### INFORMATION SHOWN
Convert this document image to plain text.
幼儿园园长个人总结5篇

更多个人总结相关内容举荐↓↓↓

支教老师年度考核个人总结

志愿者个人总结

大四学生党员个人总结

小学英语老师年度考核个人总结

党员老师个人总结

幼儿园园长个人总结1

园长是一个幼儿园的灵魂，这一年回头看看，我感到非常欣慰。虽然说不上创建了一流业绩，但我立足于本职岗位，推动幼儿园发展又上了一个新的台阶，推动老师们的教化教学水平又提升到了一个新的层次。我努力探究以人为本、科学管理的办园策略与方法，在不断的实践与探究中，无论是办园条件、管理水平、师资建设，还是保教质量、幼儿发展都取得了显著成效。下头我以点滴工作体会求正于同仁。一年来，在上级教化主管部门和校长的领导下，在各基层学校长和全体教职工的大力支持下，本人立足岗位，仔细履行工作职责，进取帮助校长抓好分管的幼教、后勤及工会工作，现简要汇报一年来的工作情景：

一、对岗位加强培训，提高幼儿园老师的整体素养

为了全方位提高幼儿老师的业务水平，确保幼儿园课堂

### SET EXERCISE
Reproduce the records word for word.

### ANSWER TO THIS EXERCISE
Convert this document image to plain text.
幼儿园园长个人总结5篇

更多个人总结相关内容举荐↓↓↓

支教老师年度考核个人总结

志愿者个人总结

大四学生党员个人总结

小学英语老师年度考核个人总结

党员老师个人总结

幼儿园园长个人总结1

园长是一个幼儿园的灵魂，这一年回头看看，我感到非常欣慰。虽然说不上创建了一流业绩，但我立足于本职岗位，推动幼儿园发展又上了一个新的台阶，推动老师们的教化教学水平又提升到了一个新的层次。我努力探究以人为本、科学管理的办园策略与方法，在不断的实践与探究中，无论是办园条件、管理水平、师资建设，还是保教质量、幼儿发展都取得了显著成效。下头我以点滴工作体会求正于同仁。一年来，在上级教化主管部门和校长的领导下，在各基层学校长和全体教职工的大力支持下，本人立足岗位，仔细履行工作职责，进取帮助校长抓好分管的幼教、后勤及工会工作，现简要汇报一年来的工作情景：

一、对岗位加强培训，提高幼儿园老师的整体素养

为了全方位提高幼儿老师的业务水平，确保幼儿园课堂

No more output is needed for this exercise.